__DIRECTIONS FOR THIS TASK__. Copy every entry exactly as given, minus the images.

Dataset items:
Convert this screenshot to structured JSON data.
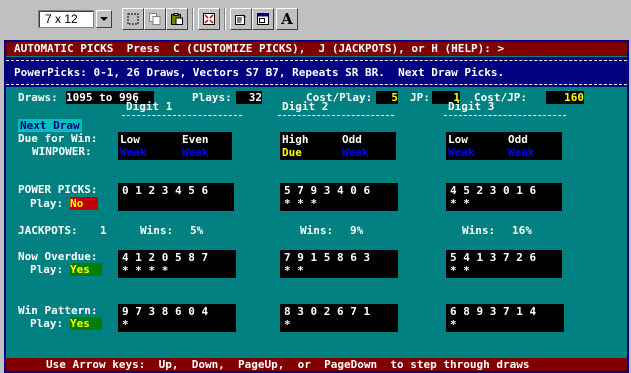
{
  "toolbar": {
    "font_size": "7 x 12",
    "letter_button": "A",
    "icons": [
      "select-icon",
      "copy-icon",
      "paste-icon",
      "fullscreen-icon",
      "properties-icon",
      "background-icon",
      "font-icon"
    ]
  },
  "header": {
    "prompt": "AUTOMATIC PICKS  Press  C (CUSTOMIZE PICKS),  J (JACKPOTS), or H (HELP): >",
    "summary": "PowerPicks: 0-1, 26 Draws, Vectors S7 B7, Repeats SR BR.  Next Draw Picks."
  },
  "stats": {
    "draws_label": "Draws:",
    "draws_value": "1095 to 996",
    "plays_label": "Plays:",
    "plays_value": "32",
    "cost_play_label": "Cost/Play:",
    "cost_play_value": "5",
    "jp_label": "JP:",
    "jp_value": "1",
    "cost_jp_label": "Cost/JP:",
    "cost_jp_value": "160"
  },
  "columns": [
    "Digit 1",
    "Digit 2",
    "Digit 3"
  ],
  "next_draw": "Next Draw",
  "due_label": "Due for Win:",
  "winpower_label": "WINPOWER:",
  "due": [
    {
      "a": "Low",
      "b": "Even",
      "wa": "Weak",
      "wb": "Weak",
      "wa_due": false
    },
    {
      "a": "High",
      "b": "Odd",
      "wa": "Due",
      "wb": "Weak",
      "wa_due": true
    },
    {
      "a": "Low",
      "b": "Odd",
      "wa": "Weak",
      "wb": "Weak",
      "wa_due": false
    }
  ],
  "power_picks": {
    "label": "POWER PICKS:",
    "play_label": "Play:",
    "play_value": "No",
    "values": [
      "0 1 2 3 4 5 6",
      "5 7 9 3 4 0 6",
      "4 5 2 3 0 1 6"
    ],
    "marks": [
      "",
      "* * *",
      "* *"
    ]
  },
  "jackpots": {
    "label": "JACKPOTS:",
    "count": "1",
    "wins_label": "Wins:",
    "wins": [
      "5%",
      "9%",
      "16%"
    ]
  },
  "now_overdue": {
    "label": "Now Overdue:",
    "play_label": "Play:",
    "play_value": "Yes",
    "values": [
      "4 1 2 0 5 8 7",
      "7 9 1 5 8 6 3",
      "5 4 1 3 7 2 6"
    ],
    "marks": [
      "* * * *",
      "* *",
      "* *"
    ]
  },
  "win_pattern": {
    "label": "Win Pattern:",
    "play_label": "Play:",
    "play_value": "Yes",
    "values": [
      "9 7 3 8 6 0 4",
      "8 3 0 2 6 7 1",
      "6 8 9 3 7 1 4"
    ],
    "marks": [
      "*",
      "*",
      "*"
    ]
  },
  "footer": "Use Arrow keys:  Up,  Down,  PageUp,  or  PageDown  to step through draws",
  "colors": {
    "terminal_bg": "#008080",
    "header_bar": "#800000",
    "info_bar": "#000080",
    "highlight": "#ffff00",
    "weak": "#0000ff"
  }
}
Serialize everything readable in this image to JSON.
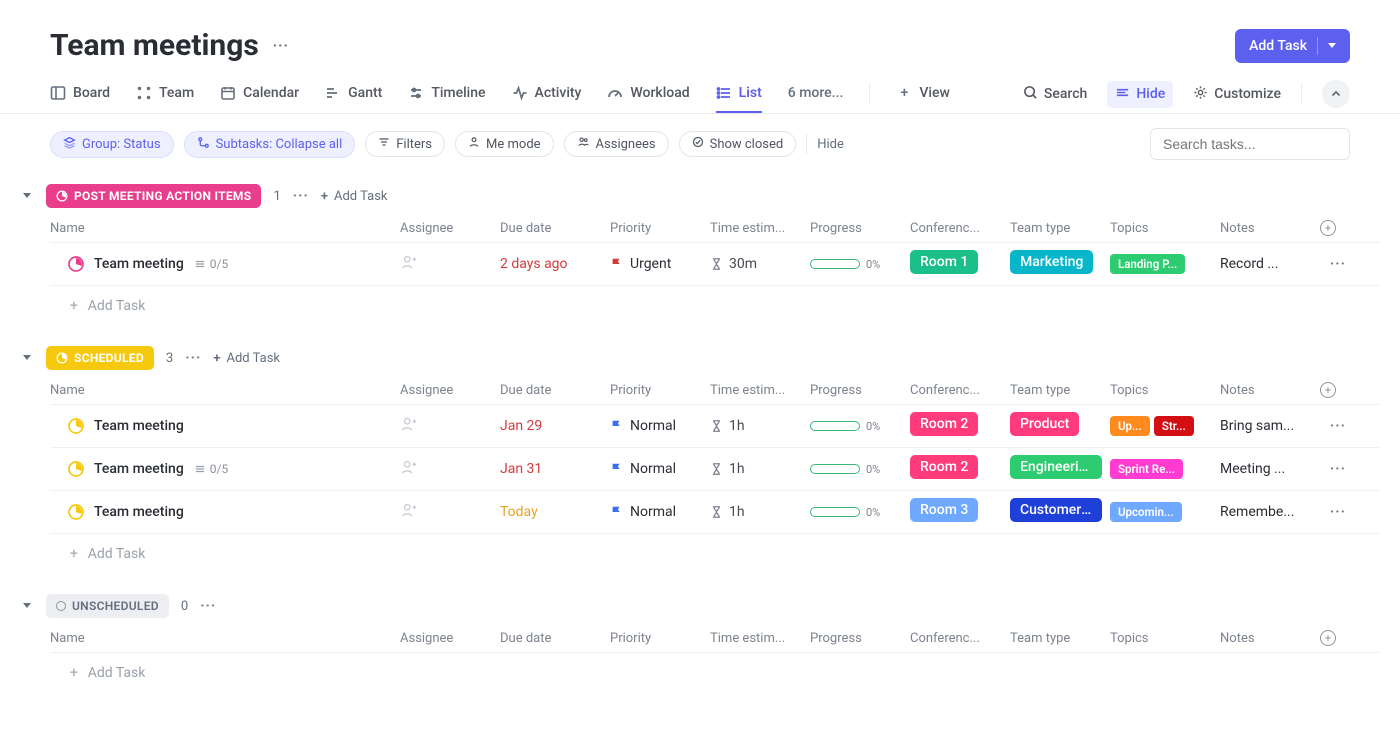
{
  "title": "Team meetings",
  "add_task": "Add Task",
  "tabs": {
    "board": "Board",
    "team": "Team",
    "calendar": "Calendar",
    "gantt": "Gantt",
    "timeline": "Timeline",
    "activity": "Activity",
    "workload": "Workload",
    "list": "List",
    "more": "6 more...",
    "view": "View"
  },
  "right_actions": {
    "search": "Search",
    "hide": "Hide",
    "customize": "Customize"
  },
  "filters": {
    "group": "Group: Status",
    "subtasks": "Subtasks: Collapse all",
    "filters": "Filters",
    "me": "Me mode",
    "assignees": "Assignees",
    "closed": "Show closed",
    "hide": "Hide",
    "search_placeholder": "Search tasks..."
  },
  "columns": {
    "name": "Name",
    "assignee": "Assignee",
    "due": "Due date",
    "priority": "Priority",
    "time": "Time estim...",
    "progress": "Progress",
    "conf": "Conferenc...",
    "teamtype": "Team type",
    "topics": "Topics",
    "notes": "Notes"
  },
  "groups": [
    {
      "id": "post",
      "label": "POST MEETING ACTION ITEMS",
      "color": "#e83e8c",
      "count": "1",
      "rows": [
        {
          "name": "Team meeting",
          "subtasks": "0/5",
          "due": "2 days ago",
          "due_kind": "overdue",
          "priority": "Urgent",
          "flag_color": "#d33a3a",
          "time": "30m",
          "progress": "0%",
          "conf": "Room 1",
          "conf_color": "#1bbf8a",
          "team": "Marketing",
          "team_color": "#08b6c9",
          "topics": [
            {
              "t": "Landing P...",
              "c": "#2ecc71"
            }
          ],
          "notes": "Record ..."
        }
      ]
    },
    {
      "id": "scheduled",
      "label": "SCHEDULED",
      "color": "#f6c90e",
      "count": "3",
      "rows": [
        {
          "name": "Team meeting",
          "due": "Jan 29",
          "due_kind": "overdue",
          "priority": "Normal",
          "flag_color": "#3a6ff0",
          "time": "1h",
          "progress": "0%",
          "conf": "Room 2",
          "conf_color": "#ff3b7b",
          "team": "Product",
          "team_color": "#ff3b7b",
          "topics": [
            {
              "t": "Up...",
              "c": "#ff8a1e"
            },
            {
              "t": "Str...",
              "c": "#d40f13"
            }
          ],
          "notes": "Bring sam..."
        },
        {
          "name": "Team meeting",
          "subtasks": "0/5",
          "due": "Jan 31",
          "due_kind": "overdue",
          "priority": "Normal",
          "flag_color": "#3a6ff0",
          "time": "1h",
          "progress": "0%",
          "conf": "Room 2",
          "conf_color": "#ff3b7b",
          "team": "Engineering",
          "team_color": "#2ecc71",
          "topics": [
            {
              "t": "Sprint Re...",
              "c": "#ff3bd2"
            }
          ],
          "notes": "Meeting ..."
        },
        {
          "name": "Team meeting",
          "due": "Today",
          "due_kind": "today",
          "priority": "Normal",
          "flag_color": "#3a6ff0",
          "time": "1h",
          "progress": "0%",
          "conf": "Room 3",
          "conf_color": "#6fa8ff",
          "team": "Customer ...",
          "team_color": "#1e3fd8",
          "topics": [
            {
              "t": "Upcomin...",
              "c": "#6fa8ff"
            }
          ],
          "notes": "Remembe..."
        }
      ]
    },
    {
      "id": "unscheduled",
      "label": "UNSCHEDULED",
      "color": "gray",
      "count": "0",
      "rows": []
    }
  ],
  "row_add": "Add Task"
}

__WRITTEN ANSWER__.
Convert this screenshot to structured JSON data.
{
  "toolbar": {
    "font_size": "7 x 12",
    "letter_button": "A",
    "icons": [
      "select-icon",
      "copy-icon",
      "paste-icon",
      "fullscreen-icon",
      "properties-icon",
      "background-icon",
      "font-icon"
    ]
  },
  "header": {
    "prompt": "AUTOMATIC PICKS  Press  C (CUSTOMIZE PICKS),  J (JACKPOTS), or H (HELP): >",
    "summary": "PowerPicks: 0-1, 26 Draws, Vectors S7 B7, Repeats SR BR.  Next Draw Picks."
  },
  "stats": {
    "draws_label": "Draws:",
    "draws_value": "1095 to 996",
    "plays_label": "Plays:",
    "plays_value": "32",
    "cost_play_label": "Cost/Play:",
    "cost_play_value": "5",
    "jp_label": "JP:",
    "jp_value": "1",
    "cost_jp_label": "Cost/JP:",
    "cost_jp_value": "160"
  },
  "columns": [
    "Digit 1",
    "Digit 2",
    "Digit 3"
  ],
  "next_draw": "Next Draw",
  "due_label": "Due for Win:",
  "winpower_label": "WINPOWER:",
  "due": [
    {
      "a": "Low",
      "b": "Even",
      "wa": "Weak",
      "wb": "Weak",
      "wa_due": false
    },
    {
      "a": "High",
      "b": "Odd",
      "wa": "Due",
      "wb": "Weak",
      "wa_due": true
    },
    {
      "a": "Low",
      "b": "Odd",
      "wa": "Weak",
      "wb": "Weak",
      "wa_due": false
    }
  ],
  "power_picks": {
    "label": "POWER PICKS:",
    "play_label": "Play:",
    "play_value": "No",
    "values": [
      "0 1 2 3 4 5 6",
      "5 7 9 3 4 0 6",
      "4 5 2 3 0 1 6"
    ],
    "marks": [
      "",
      "* * *",
      "* *"
    ]
  },
  "jackpots": {
    "label": "JACKPOTS:",
    "count": "1",
    "wins_label": "Wins:",
    "wins": [
      "5%",
      "9%",
      "16%"
    ]
  },
  "now_overdue": {
    "label": "Now Overdue:",
    "play_label": "Play:",
    "play_value": "Yes",
    "values": [
      "4 1 2 0 5 8 7",
      "7 9 1 5 8 6 3",
      "5 4 1 3 7 2 6"
    ],
    "marks": [
      "* * * *",
      "* *",
      "* *"
    ]
  },
  "win_pattern": {
    "label": "Win Pattern:",
    "play_label": "Play:",
    "play_value": "Yes",
    "values": [
      "9 7 3 8 6 0 4",
      "8 3 0 2 6 7 1",
      "6 8 9 3 7 1 4"
    ],
    "marks": [
      "*",
      "*",
      "*"
    ]
  },
  "footer": "Use Arrow keys:  Up,  Down,  PageUp,  or  PageDown  to step through draws",
  "colors": {
    "terminal_bg": "#008080",
    "header_bar": "#800000",
    "info_bar": "#000080",
    "highlight": "#ffff00",
    "weak": "#0000ff"
  }
}
Serialize everything readable in this image to JSON.
{
  "title": "Team meetings",
  "add_task": "Add Task",
  "tabs": {
    "board": "Board",
    "team": "Team",
    "calendar": "Calendar",
    "gantt": "Gantt",
    "timeline": "Timeline",
    "activity": "Activity",
    "workload": "Workload",
    "list": "List",
    "more": "6 more...",
    "view": "View"
  },
  "right_actions": {
    "search": "Search",
    "hide": "Hide",
    "customize": "Customize"
  },
  "filters": {
    "group": "Group: Status",
    "subtasks": "Subtasks: Collapse all",
    "filters": "Filters",
    "me": "Me mode",
    "assignees": "Assignees",
    "closed": "Show closed",
    "hide": "Hide",
    "search_placeholder": "Search tasks..."
  },
  "columns": {
    "name": "Name",
    "assignee": "Assignee",
    "due": "Due date",
    "priority": "Priority",
    "time": "Time estim...",
    "progress": "Progress",
    "conf": "Conferenc...",
    "teamtype": "Team type",
    "topics": "Topics",
    "notes": "Notes"
  },
  "groups": [
    {
      "id": "post",
      "label": "POST MEETING ACTION ITEMS",
      "color": "#e83e8c",
      "count": "1",
      "rows": [
        {
          "name": "Team meeting",
          "subtasks": "0/5",
          "due": "2 days ago",
          "due_kind": "overdue",
          "priority": "Urgent",
          "flag_color": "#d33a3a",
          "time": "30m",
          "progress": "0%",
          "conf": "Room 1",
          "conf_color": "#1bbf8a",
          "team": "Marketing",
          "team_color": "#08b6c9",
          "topics": [
            {
              "t": "Landing P...",
              "c": "#2ecc71"
            }
          ],
          "notes": "Record ..."
        }
      ]
    },
    {
      "id": "scheduled",
      "label": "SCHEDULED",
      "color": "#f6c90e",
      "count": "3",
      "rows": [
        {
          "name": "Team meeting",
          "due": "Jan 29",
          "due_kind": "overdue",
          "priority": "Normal",
          "flag_color": "#3a6ff0",
          "time": "1h",
          "progress": "0%",
          "conf": "Room 2",
          "conf_color": "#ff3b7b",
          "team": "Product",
          "team_color": "#ff3b7b",
          "topics": [
            {
              "t": "Up...",
              "c": "#ff8a1e"
            },
            {
              "t": "Str...",
              "c": "#d40f13"
            }
          ],
          "notes": "Bring sam..."
        },
        {
          "name": "Team meeting",
          "subtasks": "0/5",
          "due": "Jan 31",
          "due_kind": "overdue",
          "priority": "Normal",
          "flag_color": "#3a6ff0",
          "time": "1h",
          "progress": "0%",
          "conf": "Room 2",
          "conf_color": "#ff3b7b",
          "team": "Engineering",
          "team_color": "#2ecc71",
          "topics": [
            {
              "t": "Sprint Re...",
              "c": "#ff3bd2"
            }
          ],
          "notes": "Meeting ..."
        },
        {
          "name": "Team meeting",
          "due": "Today",
          "due_kind": "today",
          "priority": "Normal",
          "flag_color": "#3a6ff0",
          "time": "1h",
          "progress": "0%",
          "conf": "Room 3",
          "conf_color": "#6fa8ff",
          "team": "Customer ...",
          "team_color": "#1e3fd8",
          "topics": [
            {
              "t": "Upcomin...",
              "c": "#6fa8ff"
            }
          ],
          "notes": "Remembe..."
        }
      ]
    },
    {
      "id": "unscheduled",
      "label": "UNSCHEDULED",
      "color": "gray",
      "count": "0",
      "rows": []
    }
  ],
  "row_add": "Add Task"
}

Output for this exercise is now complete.